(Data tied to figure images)
####################

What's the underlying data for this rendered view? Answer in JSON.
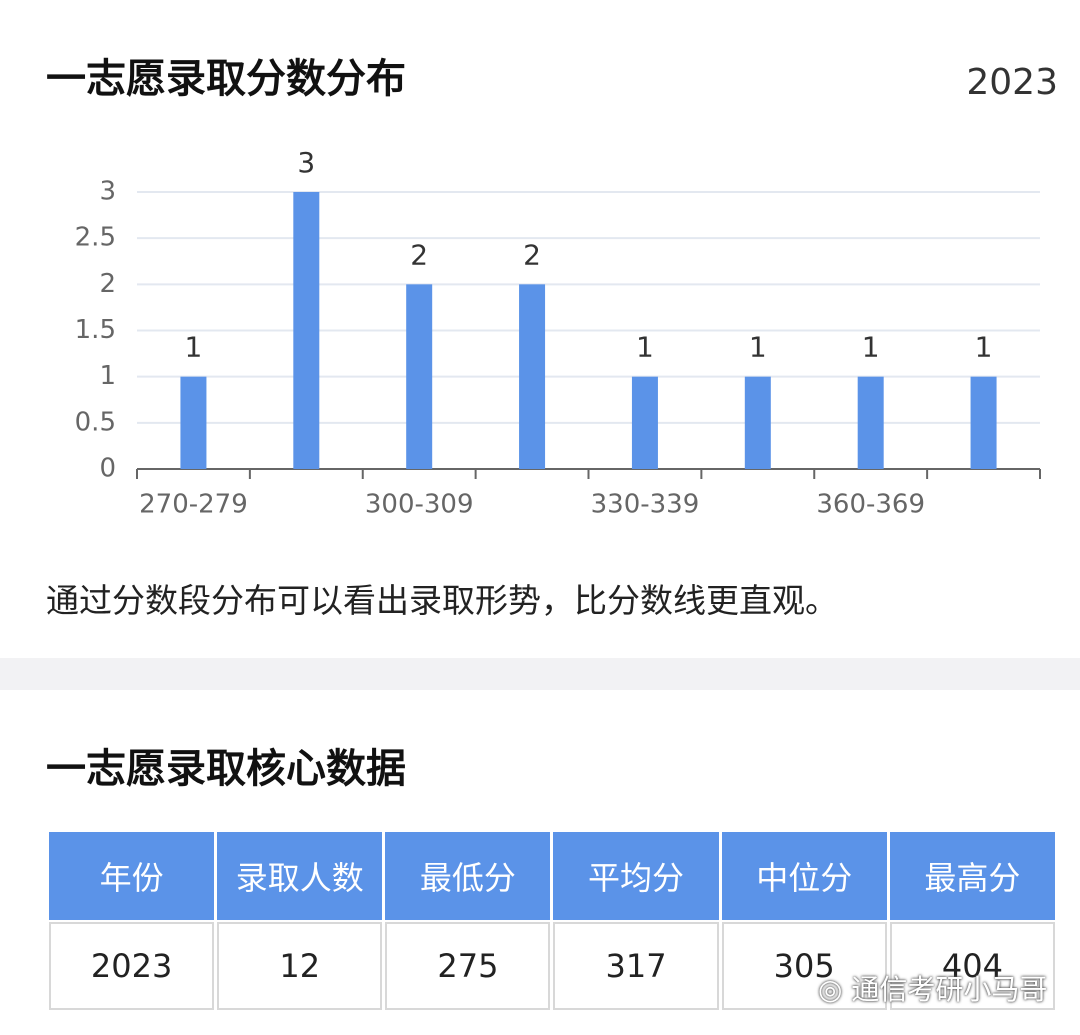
{
  "header": {
    "title": "一志愿录取分数分布",
    "year": "2023"
  },
  "chart_data": {
    "type": "bar",
    "categories": [
      "270-279",
      null,
      "300-309",
      null,
      "330-339",
      null,
      "360-369",
      null
    ],
    "values": [
      1,
      3,
      2,
      2,
      1,
      1,
      1,
      1
    ],
    "color": "#5b93e8",
    "ylim": [
      0,
      3
    ],
    "yticks": [
      0,
      0.5,
      1,
      1.5,
      2,
      2.5,
      3
    ],
    "grid": true,
    "data_labels": true
  },
  "caption": "通过分数段分布可以看出录取形势，比分数线更直观。",
  "table": {
    "title": "一志愿录取核心数据",
    "columns": [
      "年份",
      "录取人数",
      "最低分",
      "平均分",
      "中位分",
      "最高分"
    ],
    "rows": [
      [
        2023,
        12,
        275,
        317,
        305,
        404
      ]
    ]
  },
  "watermark": "通信考研小马哥"
}
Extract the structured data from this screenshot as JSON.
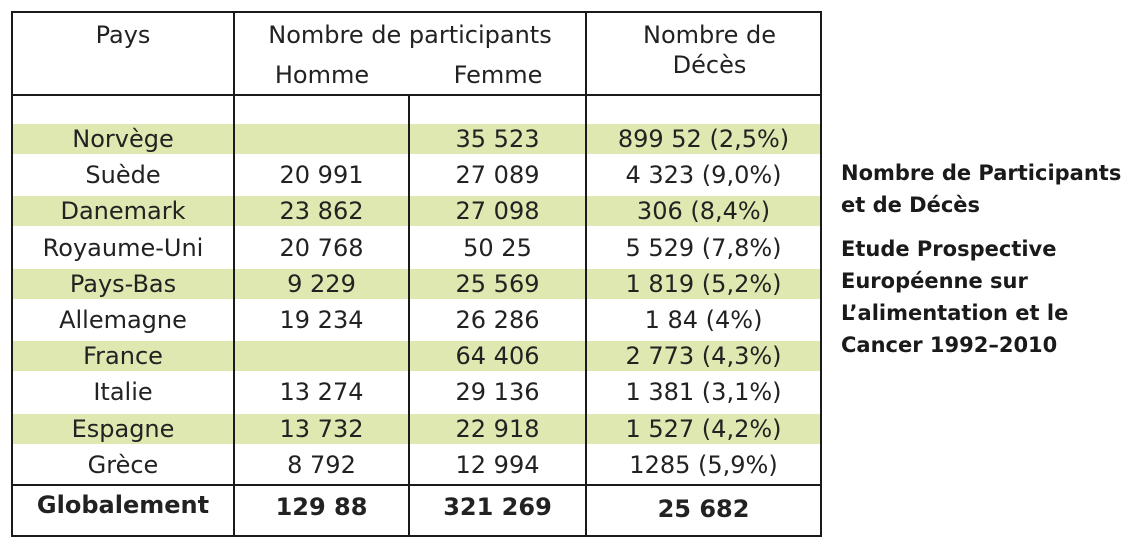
{
  "colors": {
    "band": "#dfe8b0",
    "border": "#1a1a1a"
  },
  "header": {
    "pays": "Pays",
    "participants": "Nombre de participants",
    "homme": "Homme",
    "femme": "Femme",
    "deces_line1": "Nombre de",
    "deces_line2": "Décès"
  },
  "rows": [
    {
      "pays": "Norvège",
      "homme": "",
      "femme": "35 523",
      "deces": "899 52 (2,5%)",
      "shaded": true
    },
    {
      "pays": "Suède",
      "homme": "20 991",
      "femme": "27 089",
      "deces": "4 323 (9,0%)",
      "shaded": false
    },
    {
      "pays": "Danemark",
      "homme": "23 862",
      "femme": "27 098",
      "deces": "306 (8,4%)",
      "shaded": true
    },
    {
      "pays": "Royaume-Uni",
      "homme": "20 768",
      "femme": "50 25",
      "deces": "5 529 (7,8%)",
      "shaded": false
    },
    {
      "pays": "Pays-Bas",
      "homme": "9 229",
      "femme": "25 569",
      "deces": "1 819 (5,2%)",
      "shaded": true
    },
    {
      "pays": "Allemagne",
      "homme": "19 234",
      "femme": "26 286",
      "deces": "1 84 (4%)",
      "shaded": false
    },
    {
      "pays": "France",
      "homme": "",
      "femme": "64 406",
      "deces": "2 773 (4,3%)",
      "shaded": true
    },
    {
      "pays": "Italie",
      "homme": "13 274",
      "femme": "29 136",
      "deces": "1 381 (3,1%)",
      "shaded": false
    },
    {
      "pays": "Espagne",
      "homme": "13 732",
      "femme": "22 918",
      "deces": "1 527 (4,2%)",
      "shaded": true
    },
    {
      "pays": "Grèce",
      "homme": "8 792",
      "femme": "12 994",
      "deces": "1285 (5,9%)",
      "shaded": false
    }
  ],
  "total": {
    "pays": "Globalement",
    "homme": "129 88",
    "femme": "321 269",
    "deces": "25 682"
  },
  "side": {
    "title_line1": "Nombre de Participants",
    "title_line2": "et de Décès",
    "sub_line1": "Etude Prospective",
    "sub_line2": "Européenne sur",
    "sub_line3": "L’alimentation et le",
    "sub_line4": "Cancer 1992–2010"
  }
}
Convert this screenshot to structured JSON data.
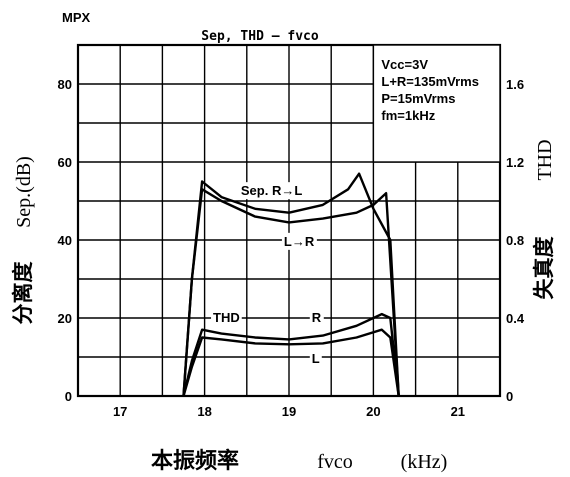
{
  "header": {
    "label": "MPX"
  },
  "chart_data": {
    "type": "line",
    "title": "Sep,  THD – fvco",
    "xlabel": {
      "cjk": "本振频率",
      "latin": "fvco",
      "unit": "(kHz)"
    },
    "ylabel_left": {
      "cjk": "分离度",
      "latin": "Sep.(dB)"
    },
    "ylabel_right": {
      "cjk": "失真度",
      "latin": "THD"
    },
    "xlim": [
      16.5,
      21.5
    ],
    "ylim_left": [
      0,
      90
    ],
    "ylim_right": [
      0,
      1.8
    ],
    "x_ticks": [
      "17",
      "18",
      "19",
      "20",
      "21"
    ],
    "y_ticks_left": [
      "0",
      "20",
      "40",
      "60",
      "80"
    ],
    "y_ticks_right": [
      "0",
      "0.4",
      "0.8",
      "1.2",
      "1.6"
    ],
    "grid": true,
    "conditions": [
      "Vcc=3V",
      "L+R=135mVrms",
      "P=15mVrms",
      "fm=1kHz"
    ],
    "series": [
      {
        "name": "Sep. R→L",
        "axis": "left",
        "x": [
          17.75,
          17.85,
          17.97,
          18.2,
          18.6,
          19.0,
          19.4,
          19.7,
          19.83,
          20.0,
          20.2,
          20.3
        ],
        "y": [
          0,
          30,
          55,
          51,
          48,
          47,
          49,
          53,
          57,
          48,
          40,
          0
        ]
      },
      {
        "name": "L→R",
        "axis": "left",
        "x": [
          17.75,
          17.85,
          17.97,
          18.2,
          18.6,
          19.0,
          19.4,
          19.8,
          20.0,
          20.15,
          20.3
        ],
        "y": [
          0,
          30,
          53,
          50,
          46,
          44.5,
          45.5,
          47,
          49,
          52,
          0
        ]
      },
      {
        "name": "THD R",
        "axis": "right",
        "x": [
          17.75,
          17.85,
          17.97,
          18.2,
          18.6,
          19.0,
          19.4,
          19.8,
          20.1,
          20.2,
          20.3
        ],
        "y": [
          0,
          0.18,
          0.34,
          0.32,
          0.3,
          0.29,
          0.31,
          0.36,
          0.42,
          0.4,
          0
        ]
      },
      {
        "name": "THD L",
        "axis": "right",
        "x": [
          17.75,
          17.85,
          17.97,
          18.2,
          18.6,
          19.0,
          19.4,
          19.8,
          20.1,
          20.2,
          20.3
        ],
        "y": [
          0,
          0.15,
          0.3,
          0.29,
          0.27,
          0.265,
          0.27,
          0.3,
          0.34,
          0.3,
          0
        ]
      }
    ],
    "annotations": [
      {
        "text": "Sep. R→L"
      },
      {
        "text": "L→R"
      },
      {
        "text": "THD"
      },
      {
        "text": "R"
      },
      {
        "text": "L"
      }
    ]
  }
}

####################

| JOB |
Every line in the data above that contains "text" needs to be copied.

| RESULT |
        "text": "Sep. R→L"
        "text": "L→R"
        "text": "THD"
        "text": "R"
        "text": "L"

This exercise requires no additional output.